*Exercise prompt*
Gather up all lines that carry the word "this".

(Collection entries)
***

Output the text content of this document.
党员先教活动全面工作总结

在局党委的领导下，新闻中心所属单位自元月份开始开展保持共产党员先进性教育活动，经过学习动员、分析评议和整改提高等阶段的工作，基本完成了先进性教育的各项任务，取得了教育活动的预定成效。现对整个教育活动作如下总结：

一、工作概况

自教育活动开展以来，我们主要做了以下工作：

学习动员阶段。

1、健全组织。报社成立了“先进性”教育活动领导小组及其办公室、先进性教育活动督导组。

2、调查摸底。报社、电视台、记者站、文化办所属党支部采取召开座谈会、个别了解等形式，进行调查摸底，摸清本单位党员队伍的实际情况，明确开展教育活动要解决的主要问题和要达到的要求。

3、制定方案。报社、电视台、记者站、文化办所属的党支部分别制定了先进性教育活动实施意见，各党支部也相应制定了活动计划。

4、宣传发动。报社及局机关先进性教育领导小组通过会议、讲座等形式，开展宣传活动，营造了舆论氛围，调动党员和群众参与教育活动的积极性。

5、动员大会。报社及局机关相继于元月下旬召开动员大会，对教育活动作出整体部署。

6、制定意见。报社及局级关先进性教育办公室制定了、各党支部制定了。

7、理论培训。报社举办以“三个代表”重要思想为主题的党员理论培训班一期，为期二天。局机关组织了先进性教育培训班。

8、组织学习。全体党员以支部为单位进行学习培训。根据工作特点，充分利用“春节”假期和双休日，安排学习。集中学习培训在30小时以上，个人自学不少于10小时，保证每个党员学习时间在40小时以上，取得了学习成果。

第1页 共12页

***

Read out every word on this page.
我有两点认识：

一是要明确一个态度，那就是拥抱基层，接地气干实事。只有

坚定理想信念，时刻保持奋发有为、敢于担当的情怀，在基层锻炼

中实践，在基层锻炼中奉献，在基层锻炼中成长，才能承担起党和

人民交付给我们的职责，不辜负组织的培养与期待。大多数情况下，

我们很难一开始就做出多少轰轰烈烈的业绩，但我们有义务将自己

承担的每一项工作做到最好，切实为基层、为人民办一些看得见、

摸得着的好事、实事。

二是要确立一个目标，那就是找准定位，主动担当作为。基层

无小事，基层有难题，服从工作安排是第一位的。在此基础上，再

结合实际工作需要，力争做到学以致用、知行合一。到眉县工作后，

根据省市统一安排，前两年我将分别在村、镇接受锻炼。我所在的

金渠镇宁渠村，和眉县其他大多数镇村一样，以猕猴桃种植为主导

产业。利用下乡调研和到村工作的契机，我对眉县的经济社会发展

***

*Problem solution*
Output the text content of this document.
Read out every word on this page.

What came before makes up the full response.